Given instruction
Copy out all the entries word for word.
--- start of Source material ---
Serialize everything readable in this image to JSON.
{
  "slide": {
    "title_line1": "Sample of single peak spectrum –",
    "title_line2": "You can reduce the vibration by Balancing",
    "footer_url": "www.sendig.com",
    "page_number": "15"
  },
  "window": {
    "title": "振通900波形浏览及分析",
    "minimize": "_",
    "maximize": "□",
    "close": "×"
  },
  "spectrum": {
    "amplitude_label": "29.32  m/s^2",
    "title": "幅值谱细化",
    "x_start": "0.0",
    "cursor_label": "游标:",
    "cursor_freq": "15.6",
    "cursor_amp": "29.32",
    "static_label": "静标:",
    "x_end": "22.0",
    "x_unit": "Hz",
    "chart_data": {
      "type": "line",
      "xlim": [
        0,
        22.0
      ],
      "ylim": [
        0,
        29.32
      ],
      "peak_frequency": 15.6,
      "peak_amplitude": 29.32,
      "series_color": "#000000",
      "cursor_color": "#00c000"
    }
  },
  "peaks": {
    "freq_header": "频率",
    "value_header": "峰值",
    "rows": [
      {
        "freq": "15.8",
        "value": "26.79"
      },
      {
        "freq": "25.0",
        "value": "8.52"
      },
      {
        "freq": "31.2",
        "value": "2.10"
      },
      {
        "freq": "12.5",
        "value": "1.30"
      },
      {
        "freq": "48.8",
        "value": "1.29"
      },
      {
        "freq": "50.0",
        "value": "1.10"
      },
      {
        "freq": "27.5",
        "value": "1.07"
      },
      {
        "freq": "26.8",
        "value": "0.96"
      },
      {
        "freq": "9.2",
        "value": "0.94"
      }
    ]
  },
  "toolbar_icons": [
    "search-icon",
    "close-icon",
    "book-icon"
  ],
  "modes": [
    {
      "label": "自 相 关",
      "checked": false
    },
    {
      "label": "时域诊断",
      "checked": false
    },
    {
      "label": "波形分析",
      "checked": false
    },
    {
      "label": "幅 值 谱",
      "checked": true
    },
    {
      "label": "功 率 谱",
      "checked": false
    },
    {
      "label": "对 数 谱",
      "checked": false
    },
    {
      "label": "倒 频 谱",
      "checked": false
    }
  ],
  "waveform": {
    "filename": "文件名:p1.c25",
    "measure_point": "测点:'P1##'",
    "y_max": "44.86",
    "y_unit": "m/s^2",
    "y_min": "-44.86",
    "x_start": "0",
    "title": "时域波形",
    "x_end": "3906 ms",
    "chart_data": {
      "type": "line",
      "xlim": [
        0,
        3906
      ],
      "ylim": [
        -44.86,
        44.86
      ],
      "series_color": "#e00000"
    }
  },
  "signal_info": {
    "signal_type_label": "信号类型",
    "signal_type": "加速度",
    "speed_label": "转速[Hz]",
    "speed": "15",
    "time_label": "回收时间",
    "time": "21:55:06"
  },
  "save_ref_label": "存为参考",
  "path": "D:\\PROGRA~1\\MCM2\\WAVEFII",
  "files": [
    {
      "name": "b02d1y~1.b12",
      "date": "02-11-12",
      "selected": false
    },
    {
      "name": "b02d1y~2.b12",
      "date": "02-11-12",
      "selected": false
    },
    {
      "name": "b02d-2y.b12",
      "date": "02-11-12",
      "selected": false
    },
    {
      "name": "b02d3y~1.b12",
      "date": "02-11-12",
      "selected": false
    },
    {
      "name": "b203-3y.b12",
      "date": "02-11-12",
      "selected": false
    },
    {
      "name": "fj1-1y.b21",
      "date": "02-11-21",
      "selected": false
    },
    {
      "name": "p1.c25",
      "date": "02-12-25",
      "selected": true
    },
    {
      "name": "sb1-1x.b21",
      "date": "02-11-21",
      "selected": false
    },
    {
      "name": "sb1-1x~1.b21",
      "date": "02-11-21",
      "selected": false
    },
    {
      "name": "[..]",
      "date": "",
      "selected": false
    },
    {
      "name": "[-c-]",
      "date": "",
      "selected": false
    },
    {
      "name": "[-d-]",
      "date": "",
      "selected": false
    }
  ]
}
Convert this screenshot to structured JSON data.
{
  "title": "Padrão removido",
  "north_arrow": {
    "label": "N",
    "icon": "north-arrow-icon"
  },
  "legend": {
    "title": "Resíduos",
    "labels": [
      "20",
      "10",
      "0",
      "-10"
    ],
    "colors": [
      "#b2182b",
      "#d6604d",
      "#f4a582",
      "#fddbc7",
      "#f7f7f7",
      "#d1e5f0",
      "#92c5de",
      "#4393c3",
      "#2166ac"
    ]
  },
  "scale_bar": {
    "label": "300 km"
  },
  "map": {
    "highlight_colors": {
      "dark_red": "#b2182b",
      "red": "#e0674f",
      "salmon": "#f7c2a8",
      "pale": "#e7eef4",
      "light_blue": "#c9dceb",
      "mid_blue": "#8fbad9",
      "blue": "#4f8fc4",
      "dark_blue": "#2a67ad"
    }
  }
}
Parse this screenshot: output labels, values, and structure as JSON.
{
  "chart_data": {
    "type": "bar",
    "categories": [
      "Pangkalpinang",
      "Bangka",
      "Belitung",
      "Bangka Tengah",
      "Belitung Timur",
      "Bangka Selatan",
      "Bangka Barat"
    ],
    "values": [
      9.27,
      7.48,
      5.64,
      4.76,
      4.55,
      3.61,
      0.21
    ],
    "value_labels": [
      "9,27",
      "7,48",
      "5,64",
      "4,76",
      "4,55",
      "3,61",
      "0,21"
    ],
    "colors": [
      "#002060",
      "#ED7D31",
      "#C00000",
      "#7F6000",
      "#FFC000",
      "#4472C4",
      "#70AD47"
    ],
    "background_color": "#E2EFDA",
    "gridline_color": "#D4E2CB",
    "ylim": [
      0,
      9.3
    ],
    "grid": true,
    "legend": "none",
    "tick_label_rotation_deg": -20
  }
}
--- end of Source material ---
Result below
Serialize everything readable in this image to JSON.
{
  "slide": {
    "title_line1": "Sample of single peak spectrum –",
    "title_line2": "You can reduce the vibration by Balancing",
    "footer_url": "www.sendig.com",
    "page_number": "15"
  },
  "window": {
    "title": "振通900波形浏览及分析",
    "minimize": "_",
    "maximize": "□",
    "close": "×"
  },
  "spectrum": {
    "amplitude_label": "29.32  m/s^2",
    "title": "幅值谱细化",
    "x_start": "0.0",
    "cursor_label": "游标:",
    "cursor_freq": "15.6",
    "cursor_amp": "29.32",
    "static_label": "静标:",
    "x_end": "22.0",
    "x_unit": "Hz",
    "chart_data": {
      "type": "line",
      "xlim": [
        0,
        22.0
      ],
      "ylim": [
        0,
        29.32
      ],
      "peak_frequency": 15.6,
      "peak_amplitude": 29.32,
      "series_color": "#000000",
      "cursor_color": "#00c000"
    }
  },
  "peaks": {
    "freq_header": "频率",
    "value_header": "峰值",
    "rows": [
      {
        "freq": "15.8",
        "value": "26.79"
      },
      {
        "freq": "25.0",
        "value": "8.52"
      },
      {
        "freq": "31.2",
        "value": "2.10"
      },
      {
        "freq": "12.5",
        "value": "1.30"
      },
      {
        "freq": "48.8",
        "value": "1.29"
      },
      {
        "freq": "50.0",
        "value": "1.10"
      },
      {
        "freq": "27.5",
        "value": "1.07"
      },
      {
        "freq": "26.8",
        "value": "0.96"
      },
      {
        "freq": "9.2",
        "value": "0.94"
      }
    ]
  },
  "toolbar_icons": [
    "search-icon",
    "close-icon",
    "book-icon"
  ],
  "modes": [
    {
      "label": "自 相 关",
      "checked": false
    },
    {
      "label": "时域诊断",
      "checked": false
    },
    {
      "label": "波形分析",
      "checked": false
    },
    {
      "label": "幅 值 谱",
      "checked": true
    },
    {
      "label": "功 率 谱",
      "checked": false
    },
    {
      "label": "对 数 谱",
      "checked": false
    },
    {
      "label": "倒 频 谱",
      "checked": false
    }
  ],
  "waveform": {
    "filename": "文件名:p1.c25",
    "measure_point": "测点:'P1##'",
    "y_max": "44.86",
    "y_unit": "m/s^2",
    "y_min": "-44.86",
    "x_start": "0",
    "title": "时域波形",
    "x_end": "3906 ms",
    "chart_data": {
      "type": "line",
      "xlim": [
        0,
        3906
      ],
      "ylim": [
        -44.86,
        44.86
      ],
      "series_color": "#e00000"
    }
  },
  "signal_info": {
    "signal_type_label": "信号类型",
    "signal_type": "加速度",
    "speed_label": "转速[Hz]",
    "speed": "15",
    "time_label": "回收时间",
    "time": "21:55:06"
  },
  "save_ref_label": "存为参考",
  "path": "D:\\PROGRA~1\\MCM2\\WAVEFII",
  "files": [
    {
      "name": "b02d1y~1.b12",
      "date": "02-11-12",
      "selected": false
    },
    {
      "name": "b02d1y~2.b12",
      "date": "02-11-12",
      "selected": false
    },
    {
      "name": "b02d-2y.b12",
      "date": "02-11-12",
      "selected": false
    },
    {
      "name": "b02d3y~1.b12",
      "date": "02-11-12",
      "selected": false
    },
    {
      "name": "b203-3y.b12",
      "date": "02-11-12",
      "selected": false
    },
    {
      "name": "fj1-1y.b21",
      "date": "02-11-21",
      "selected": false
    },
    {
      "name": "p1.c25",
      "date": "02-12-25",
      "selected": true
    },
    {
      "name": "sb1-1x.b21",
      "date": "02-11-21",
      "selected": false
    },
    {
      "name": "sb1-1x~1.b21",
      "date": "02-11-21",
      "selected": false
    },
    {
      "name": "[..]",
      "date": "",
      "selected": false
    },
    {
      "name": "[-c-]",
      "date": "",
      "selected": false
    },
    {
      "name": "[-d-]",
      "date": "",
      "selected": false
    }
  ]
}
Convert this screenshot to structured JSON data.
{
  "title": "Padrão removido",
  "north_arrow": {
    "label": "N",
    "icon": "north-arrow-icon"
  },
  "legend": {
    "title": "Resíduos",
    "labels": [
      "20",
      "10",
      "0",
      "-10"
    ],
    "colors": [
      "#b2182b",
      "#d6604d",
      "#f4a582",
      "#fddbc7",
      "#f7f7f7",
      "#d1e5f0",
      "#92c5de",
      "#4393c3",
      "#2166ac"
    ]
  },
  "scale_bar": {
    "label": "300 km"
  },
  "map": {
    "highlight_colors": {
      "dark_red": "#b2182b",
      "red": "#e0674f",
      "salmon": "#f7c2a8",
      "pale": "#e7eef4",
      "light_blue": "#c9dceb",
      "mid_blue": "#8fbad9",
      "blue": "#4f8fc4",
      "dark_blue": "#2a67ad"
    }
  }
}
Parse this screenshot: output labels, values, and structure as JSON.
{
  "chart_data": {
    "type": "bar",
    "categories": [
      "Pangkalpinang",
      "Bangka",
      "Belitung",
      "Bangka Tengah",
      "Belitung Timur",
      "Bangka Selatan",
      "Bangka Barat"
    ],
    "values": [
      9.27,
      7.48,
      5.64,
      4.76,
      4.55,
      3.61,
      0.21
    ],
    "value_labels": [
      "9,27",
      "7,48",
      "5,64",
      "4,76",
      "4,55",
      "3,61",
      "0,21"
    ],
    "colors": [
      "#002060",
      "#ED7D31",
      "#C00000",
      "#7F6000",
      "#FFC000",
      "#4472C4",
      "#70AD47"
    ],
    "background_color": "#E2EFDA",
    "gridline_color": "#D4E2CB",
    "ylim": [
      0,
      9.3
    ],
    "grid": true,
    "legend": "none",
    "tick_label_rotation_deg": -20
  }
}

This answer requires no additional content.